(Stored dataset items)
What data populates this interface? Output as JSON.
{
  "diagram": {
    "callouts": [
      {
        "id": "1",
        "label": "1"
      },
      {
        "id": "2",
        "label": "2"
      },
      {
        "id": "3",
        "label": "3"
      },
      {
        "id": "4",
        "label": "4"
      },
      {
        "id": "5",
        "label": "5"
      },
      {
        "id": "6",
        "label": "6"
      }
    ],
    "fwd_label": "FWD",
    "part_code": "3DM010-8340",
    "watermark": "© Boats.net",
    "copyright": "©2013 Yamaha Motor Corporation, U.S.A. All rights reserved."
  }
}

Given request: Copy out each line exactly.

Finished answer:
What data populates this interface? Output as JSON.
{
  "diagram": {
    "callouts": [
      {
        "id": "1",
        "label": "1"
      },
      {
        "id": "2",
        "label": "2"
      },
      {
        "id": "3",
        "label": "3"
      },
      {
        "id": "4",
        "label": "4"
      },
      {
        "id": "5",
        "label": "5"
      },
      {
        "id": "6",
        "label": "6"
      }
    ],
    "fwd_label": "FWD",
    "part_code": "3DM010-8340",
    "watermark": "© Boats.net",
    "copyright": "©2013 Yamaha Motor Corporation, U.S.A. All rights reserved."
  }
}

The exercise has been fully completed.